DATA FOR PROCESSING ▸
=-=-=-=-=

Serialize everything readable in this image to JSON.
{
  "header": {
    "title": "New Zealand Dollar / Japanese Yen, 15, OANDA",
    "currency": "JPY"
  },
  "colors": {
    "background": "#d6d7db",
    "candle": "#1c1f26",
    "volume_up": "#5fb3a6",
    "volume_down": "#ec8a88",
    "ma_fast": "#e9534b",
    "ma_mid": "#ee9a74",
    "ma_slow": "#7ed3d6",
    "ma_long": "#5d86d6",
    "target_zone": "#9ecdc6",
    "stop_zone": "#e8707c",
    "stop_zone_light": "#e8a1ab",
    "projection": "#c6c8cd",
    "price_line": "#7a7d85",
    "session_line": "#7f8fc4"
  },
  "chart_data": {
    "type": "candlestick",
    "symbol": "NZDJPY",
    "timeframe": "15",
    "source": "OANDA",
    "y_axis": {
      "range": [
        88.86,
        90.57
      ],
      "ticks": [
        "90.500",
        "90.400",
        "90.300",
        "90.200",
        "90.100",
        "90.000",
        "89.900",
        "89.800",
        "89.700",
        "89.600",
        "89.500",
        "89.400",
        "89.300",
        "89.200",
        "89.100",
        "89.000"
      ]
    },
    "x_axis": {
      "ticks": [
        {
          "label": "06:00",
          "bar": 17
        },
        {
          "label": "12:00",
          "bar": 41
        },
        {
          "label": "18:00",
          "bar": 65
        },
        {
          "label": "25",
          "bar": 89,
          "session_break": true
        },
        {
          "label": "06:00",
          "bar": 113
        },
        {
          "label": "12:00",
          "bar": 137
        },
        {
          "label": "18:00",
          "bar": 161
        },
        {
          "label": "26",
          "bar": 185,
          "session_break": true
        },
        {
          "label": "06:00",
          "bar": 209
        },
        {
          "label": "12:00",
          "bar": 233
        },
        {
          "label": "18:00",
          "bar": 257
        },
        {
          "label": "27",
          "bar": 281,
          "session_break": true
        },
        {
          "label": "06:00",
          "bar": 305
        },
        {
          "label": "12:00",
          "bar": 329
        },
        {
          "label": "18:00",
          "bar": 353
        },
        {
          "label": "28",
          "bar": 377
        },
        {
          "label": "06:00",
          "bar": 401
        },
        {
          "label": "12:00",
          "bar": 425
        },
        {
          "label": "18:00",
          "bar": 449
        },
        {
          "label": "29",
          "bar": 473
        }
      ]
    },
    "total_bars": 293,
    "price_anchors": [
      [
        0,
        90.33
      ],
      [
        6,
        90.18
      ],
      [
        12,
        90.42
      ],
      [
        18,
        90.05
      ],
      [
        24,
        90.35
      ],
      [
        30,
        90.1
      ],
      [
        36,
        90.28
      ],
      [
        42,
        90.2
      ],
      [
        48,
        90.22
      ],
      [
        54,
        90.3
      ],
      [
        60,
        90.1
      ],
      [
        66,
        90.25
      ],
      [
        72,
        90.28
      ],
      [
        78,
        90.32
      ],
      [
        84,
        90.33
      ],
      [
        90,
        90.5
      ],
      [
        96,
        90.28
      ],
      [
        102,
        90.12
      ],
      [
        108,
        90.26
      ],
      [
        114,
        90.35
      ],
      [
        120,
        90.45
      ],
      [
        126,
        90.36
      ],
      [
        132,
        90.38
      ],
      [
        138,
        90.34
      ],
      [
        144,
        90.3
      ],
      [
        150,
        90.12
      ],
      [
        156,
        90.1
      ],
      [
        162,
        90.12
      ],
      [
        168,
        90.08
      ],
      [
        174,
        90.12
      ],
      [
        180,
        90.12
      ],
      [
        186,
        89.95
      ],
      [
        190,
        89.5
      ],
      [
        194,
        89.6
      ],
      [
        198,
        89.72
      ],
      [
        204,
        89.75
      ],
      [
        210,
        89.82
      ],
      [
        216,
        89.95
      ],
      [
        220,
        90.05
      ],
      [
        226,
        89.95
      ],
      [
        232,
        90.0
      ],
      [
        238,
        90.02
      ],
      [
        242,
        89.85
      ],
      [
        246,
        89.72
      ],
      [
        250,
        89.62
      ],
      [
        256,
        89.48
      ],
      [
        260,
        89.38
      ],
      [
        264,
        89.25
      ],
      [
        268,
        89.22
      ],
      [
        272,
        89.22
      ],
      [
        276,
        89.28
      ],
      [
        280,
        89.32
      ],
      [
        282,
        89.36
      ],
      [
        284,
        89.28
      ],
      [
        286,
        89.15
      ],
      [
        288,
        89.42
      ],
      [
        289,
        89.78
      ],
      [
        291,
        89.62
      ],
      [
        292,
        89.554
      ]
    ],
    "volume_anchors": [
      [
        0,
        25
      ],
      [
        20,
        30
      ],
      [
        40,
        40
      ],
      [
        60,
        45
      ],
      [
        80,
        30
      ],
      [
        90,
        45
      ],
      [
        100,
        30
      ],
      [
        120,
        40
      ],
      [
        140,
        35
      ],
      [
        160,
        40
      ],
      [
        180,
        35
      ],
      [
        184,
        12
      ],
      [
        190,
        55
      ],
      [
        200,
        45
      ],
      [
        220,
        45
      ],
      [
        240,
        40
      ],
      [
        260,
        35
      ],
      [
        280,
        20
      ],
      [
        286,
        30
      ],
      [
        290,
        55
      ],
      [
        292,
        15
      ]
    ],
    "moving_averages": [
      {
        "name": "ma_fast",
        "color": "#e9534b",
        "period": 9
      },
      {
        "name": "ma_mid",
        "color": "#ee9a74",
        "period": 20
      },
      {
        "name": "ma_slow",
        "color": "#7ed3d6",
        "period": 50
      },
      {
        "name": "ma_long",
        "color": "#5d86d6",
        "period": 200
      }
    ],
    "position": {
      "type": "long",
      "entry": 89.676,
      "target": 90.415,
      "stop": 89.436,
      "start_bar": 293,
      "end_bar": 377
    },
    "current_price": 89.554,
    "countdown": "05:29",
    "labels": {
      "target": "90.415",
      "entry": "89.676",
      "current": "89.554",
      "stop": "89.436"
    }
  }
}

=-=-=-=-=

GIVEN INSTRUCTION ▸
Reproduce the material above exactly; please quote every line of it.

RESPONSE FOR THIS EXERCISE ▸
Serialize everything readable in this image to JSON.
{
  "header": {
    "title": "New Zealand Dollar / Japanese Yen, 15, OANDA",
    "currency": "JPY"
  },
  "colors": {
    "background": "#d6d7db",
    "candle": "#1c1f26",
    "volume_up": "#5fb3a6",
    "volume_down": "#ec8a88",
    "ma_fast": "#e9534b",
    "ma_mid": "#ee9a74",
    "ma_slow": "#7ed3d6",
    "ma_long": "#5d86d6",
    "target_zone": "#9ecdc6",
    "stop_zone": "#e8707c",
    "stop_zone_light": "#e8a1ab",
    "projection": "#c6c8cd",
    "price_line": "#7a7d85",
    "session_line": "#7f8fc4"
  },
  "chart_data": {
    "type": "candlestick",
    "symbol": "NZDJPY",
    "timeframe": "15",
    "source": "OANDA",
    "y_axis": {
      "range": [
        88.86,
        90.57
      ],
      "ticks": [
        "90.500",
        "90.400",
        "90.300",
        "90.200",
        "90.100",
        "90.000",
        "89.900",
        "89.800",
        "89.700",
        "89.600",
        "89.500",
        "89.400",
        "89.300",
        "89.200",
        "89.100",
        "89.000"
      ]
    },
    "x_axis": {
      "ticks": [
        {
          "label": "06:00",
          "bar": 17
        },
        {
          "label": "12:00",
          "bar": 41
        },
        {
          "label": "18:00",
          "bar": 65
        },
        {
          "label": "25",
          "bar": 89,
          "session_break": true
        },
        {
          "label": "06:00",
          "bar": 113
        },
        {
          "label": "12:00",
          "bar": 137
        },
        {
          "label": "18:00",
          "bar": 161
        },
        {
          "label": "26",
          "bar": 185,
          "session_break": true
        },
        {
          "label": "06:00",
          "bar": 209
        },
        {
          "label": "12:00",
          "bar": 233
        },
        {
          "label": "18:00",
          "bar": 257
        },
        {
          "label": "27",
          "bar": 281,
          "session_break": true
        },
        {
          "label": "06:00",
          "bar": 305
        },
        {
          "label": "12:00",
          "bar": 329
        },
        {
          "label": "18:00",
          "bar": 353
        },
        {
          "label": "28",
          "bar": 377
        },
        {
          "label": "06:00",
          "bar": 401
        },
        {
          "label": "12:00",
          "bar": 425
        },
        {
          "label": "18:00",
          "bar": 449
        },
        {
          "label": "29",
          "bar": 473
        }
      ]
    },
    "total_bars": 293,
    "price_anchors": [
      [
        0,
        90.33
      ],
      [
        6,
        90.18
      ],
      [
        12,
        90.42
      ],
      [
        18,
        90.05
      ],
      [
        24,
        90.35
      ],
      [
        30,
        90.1
      ],
      [
        36,
        90.28
      ],
      [
        42,
        90.2
      ],
      [
        48,
        90.22
      ],
      [
        54,
        90.3
      ],
      [
        60,
        90.1
      ],
      [
        66,
        90.25
      ],
      [
        72,
        90.28
      ],
      [
        78,
        90.32
      ],
      [
        84,
        90.33
      ],
      [
        90,
        90.5
      ],
      [
        96,
        90.28
      ],
      [
        102,
        90.12
      ],
      [
        108,
        90.26
      ],
      [
        114,
        90.35
      ],
      [
        120,
        90.45
      ],
      [
        126,
        90.36
      ],
      [
        132,
        90.38
      ],
      [
        138,
        90.34
      ],
      [
        144,
        90.3
      ],
      [
        150,
        90.12
      ],
      [
        156,
        90.1
      ],
      [
        162,
        90.12
      ],
      [
        168,
        90.08
      ],
      [
        174,
        90.12
      ],
      [
        180,
        90.12
      ],
      [
        186,
        89.95
      ],
      [
        190,
        89.5
      ],
      [
        194,
        89.6
      ],
      [
        198,
        89.72
      ],
      [
        204,
        89.75
      ],
      [
        210,
        89.82
      ],
      [
        216,
        89.95
      ],
      [
        220,
        90.05
      ],
      [
        226,
        89.95
      ],
      [
        232,
        90.0
      ],
      [
        238,
        90.02
      ],
      [
        242,
        89.85
      ],
      [
        246,
        89.72
      ],
      [
        250,
        89.62
      ],
      [
        256,
        89.48
      ],
      [
        260,
        89.38
      ],
      [
        264,
        89.25
      ],
      [
        268,
        89.22
      ],
      [
        272,
        89.22
      ],
      [
        276,
        89.28
      ],
      [
        280,
        89.32
      ],
      [
        282,
        89.36
      ],
      [
        284,
        89.28
      ],
      [
        286,
        89.15
      ],
      [
        288,
        89.42
      ],
      [
        289,
        89.78
      ],
      [
        291,
        89.62
      ],
      [
        292,
        89.554
      ]
    ],
    "volume_anchors": [
      [
        0,
        25
      ],
      [
        20,
        30
      ],
      [
        40,
        40
      ],
      [
        60,
        45
      ],
      [
        80,
        30
      ],
      [
        90,
        45
      ],
      [
        100,
        30
      ],
      [
        120,
        40
      ],
      [
        140,
        35
      ],
      [
        160,
        40
      ],
      [
        180,
        35
      ],
      [
        184,
        12
      ],
      [
        190,
        55
      ],
      [
        200,
        45
      ],
      [
        220,
        45
      ],
      [
        240,
        40
      ],
      [
        260,
        35
      ],
      [
        280,
        20
      ],
      [
        286,
        30
      ],
      [
        290,
        55
      ],
      [
        292,
        15
      ]
    ],
    "moving_averages": [
      {
        "name": "ma_fast",
        "color": "#e9534b",
        "period": 9
      },
      {
        "name": "ma_mid",
        "color": "#ee9a74",
        "period": 20
      },
      {
        "name": "ma_slow",
        "color": "#7ed3d6",
        "period": 50
      },
      {
        "name": "ma_long",
        "color": "#5d86d6",
        "period": 200
      }
    ],
    "position": {
      "type": "long",
      "entry": 89.676,
      "target": 90.415,
      "stop": 89.436,
      "start_bar": 293,
      "end_bar": 377
    },
    "current_price": 89.554,
    "countdown": "05:29",
    "labels": {
      "target": "90.415",
      "entry": "89.676",
      "current": "89.554",
      "stop": "89.436"
    }
  }
}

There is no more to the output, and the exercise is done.